**GIVEN TASK**
Copy out all of the material below, changing every "bar-total" to "bar-overall" and leaving everything else as it is.

**SUPPLIED INFORMATION**
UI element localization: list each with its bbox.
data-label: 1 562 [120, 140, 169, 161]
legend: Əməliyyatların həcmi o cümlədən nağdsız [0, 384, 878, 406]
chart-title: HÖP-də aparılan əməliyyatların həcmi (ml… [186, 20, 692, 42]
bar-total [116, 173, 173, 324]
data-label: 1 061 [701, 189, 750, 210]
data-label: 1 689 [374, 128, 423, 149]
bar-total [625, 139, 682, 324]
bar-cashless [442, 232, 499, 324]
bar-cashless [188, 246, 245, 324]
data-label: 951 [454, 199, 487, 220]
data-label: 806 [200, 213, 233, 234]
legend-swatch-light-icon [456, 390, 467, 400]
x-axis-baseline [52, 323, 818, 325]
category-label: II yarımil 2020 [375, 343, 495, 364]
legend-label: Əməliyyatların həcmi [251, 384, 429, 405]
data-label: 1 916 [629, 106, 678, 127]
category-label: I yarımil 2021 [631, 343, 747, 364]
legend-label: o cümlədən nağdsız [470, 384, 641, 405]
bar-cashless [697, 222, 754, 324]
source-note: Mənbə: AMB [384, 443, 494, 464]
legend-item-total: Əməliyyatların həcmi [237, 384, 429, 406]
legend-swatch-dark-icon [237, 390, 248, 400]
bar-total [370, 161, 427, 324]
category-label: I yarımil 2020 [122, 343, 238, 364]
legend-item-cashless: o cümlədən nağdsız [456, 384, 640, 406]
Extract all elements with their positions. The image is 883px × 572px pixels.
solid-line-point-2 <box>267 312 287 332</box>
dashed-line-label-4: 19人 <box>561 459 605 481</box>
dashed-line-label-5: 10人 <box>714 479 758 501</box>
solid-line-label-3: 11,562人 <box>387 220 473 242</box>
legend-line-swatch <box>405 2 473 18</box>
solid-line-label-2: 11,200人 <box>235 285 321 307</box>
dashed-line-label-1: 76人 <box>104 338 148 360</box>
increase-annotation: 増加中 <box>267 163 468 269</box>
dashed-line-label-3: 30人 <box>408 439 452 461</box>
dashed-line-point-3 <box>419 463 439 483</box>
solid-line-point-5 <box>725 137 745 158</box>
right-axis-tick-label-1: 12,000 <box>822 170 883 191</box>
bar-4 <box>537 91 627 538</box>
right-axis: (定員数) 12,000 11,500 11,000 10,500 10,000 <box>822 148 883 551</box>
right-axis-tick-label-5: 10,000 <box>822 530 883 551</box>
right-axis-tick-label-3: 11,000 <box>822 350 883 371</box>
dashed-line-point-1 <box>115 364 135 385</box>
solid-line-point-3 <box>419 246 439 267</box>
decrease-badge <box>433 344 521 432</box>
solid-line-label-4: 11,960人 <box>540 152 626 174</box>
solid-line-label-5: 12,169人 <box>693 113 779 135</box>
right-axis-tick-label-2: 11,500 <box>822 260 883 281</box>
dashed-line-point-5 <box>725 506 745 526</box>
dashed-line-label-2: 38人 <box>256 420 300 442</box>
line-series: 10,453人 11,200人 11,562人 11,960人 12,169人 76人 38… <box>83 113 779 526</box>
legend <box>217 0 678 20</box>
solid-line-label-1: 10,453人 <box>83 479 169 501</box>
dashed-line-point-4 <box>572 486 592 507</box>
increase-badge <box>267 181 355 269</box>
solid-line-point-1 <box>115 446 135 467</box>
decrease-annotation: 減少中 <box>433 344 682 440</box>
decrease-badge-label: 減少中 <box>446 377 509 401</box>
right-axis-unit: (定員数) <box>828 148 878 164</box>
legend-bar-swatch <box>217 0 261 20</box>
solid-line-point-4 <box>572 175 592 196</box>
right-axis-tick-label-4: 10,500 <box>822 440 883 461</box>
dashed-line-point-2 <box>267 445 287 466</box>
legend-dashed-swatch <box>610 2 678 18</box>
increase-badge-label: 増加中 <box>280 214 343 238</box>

**RESULT OF THIS TASK**
UI element localization: list each with its bbox.
data-label: 1 562 [120, 140, 169, 161]
legend: Əməliyyatların həcmi o cümlədən nağdsız [0, 384, 878, 406]
chart-title: HÖP-də aparılan əməliyyatların həcmi (ml… [186, 20, 692, 42]
bar-overall [116, 173, 173, 324]
data-label: 1 061 [701, 189, 750, 210]
data-label: 1 689 [374, 128, 423, 149]
bar-overall [625, 139, 682, 324]
bar-cashless [442, 232, 499, 324]
bar-cashless [188, 246, 245, 324]
data-label: 951 [454, 199, 487, 220]
data-label: 806 [200, 213, 233, 234]
legend-swatch-light-icon [456, 390, 467, 400]
x-axis-baseline [52, 323, 818, 325]
category-label: II yarımil 2020 [375, 343, 495, 364]
legend-label: Əməliyyatların həcmi [251, 384, 429, 405]
data-label: 1 916 [629, 106, 678, 127]
category-label: I yarımil 2021 [631, 343, 747, 364]
legend-label: o cümlədən nağdsız [470, 384, 641, 405]
bar-cashless [697, 222, 754, 324]
source-note: Mənbə: AMB [384, 443, 494, 464]
legend-item-total: Əməliyyatların həcmi [237, 384, 429, 406]
legend-swatch-dark-icon [237, 390, 248, 400]
bar-overall [370, 161, 427, 324]
category-label: I yarımil 2020 [122, 343, 238, 364]
legend-item-cashless: o cümlədən nağdsız [456, 384, 640, 406]
Extract all elements with their positions. The image is 883px × 572px pixels.
solid-line-point-2 <box>267 312 287 332</box>
dashed-line-label-4: 19人 <box>561 459 605 481</box>
dashed-line-label-5: 10人 <box>714 479 758 501</box>
solid-line-label-3: 11,562人 <box>387 220 473 242</box>
legend-line-swatch <box>405 2 473 18</box>
solid-line-label-2: 11,200人 <box>235 285 321 307</box>
dashed-line-label-1: 76人 <box>104 338 148 360</box>
increase-annotation: 増加中 <box>267 163 468 269</box>
dashed-line-label-3: 30人 <box>408 439 452 461</box>
dashed-line-point-3 <box>419 463 439 483</box>
solid-line-point-5 <box>725 137 745 158</box>
right-axis-tick-label-1: 12,000 <box>822 170 883 191</box>
bar-4 <box>537 91 627 538</box>
right-axis: (定員数) 12,000 11,500 11,000 10,500 10,000 <box>822 148 883 551</box>
right-axis-tick-label-5: 10,000 <box>822 530 883 551</box>
right-axis-tick-label-3: 11,000 <box>822 350 883 371</box>
dashed-line-point-1 <box>115 364 135 385</box>
solid-line-point-3 <box>419 246 439 267</box>
decrease-badge <box>433 344 521 432</box>
solid-line-label-4: 11,960人 <box>540 152 626 174</box>
solid-line-label-5: 12,169人 <box>693 113 779 135</box>
right-axis-tick-label-2: 11,500 <box>822 260 883 281</box>
dashed-line-point-5 <box>725 506 745 526</box>
dashed-line-label-2: 38人 <box>256 420 300 442</box>
line-series: 10,453人 11,200人 11,562人 11,960人 12,169人 76人 38… <box>83 113 779 526</box>
legend <box>217 0 678 20</box>
solid-line-label-1: 10,453人 <box>83 479 169 501</box>
dashed-line-point-4 <box>572 486 592 507</box>
increase-badge <box>267 181 355 269</box>
solid-line-point-1 <box>115 446 135 467</box>
decrease-annotation: 減少中 <box>433 344 682 440</box>
decrease-badge-label: 減少中 <box>446 377 509 401</box>
right-axis-unit: (定員数) <box>828 148 878 164</box>
legend-bar-swatch <box>217 0 261 20</box>
solid-line-point-4 <box>572 175 592 196</box>
right-axis-tick-label-4: 10,500 <box>822 440 883 461</box>
dashed-line-point-2 <box>267 445 287 466</box>
legend-dashed-swatch <box>610 2 678 18</box>
increase-badge-label: 増加中 <box>280 214 343 238</box>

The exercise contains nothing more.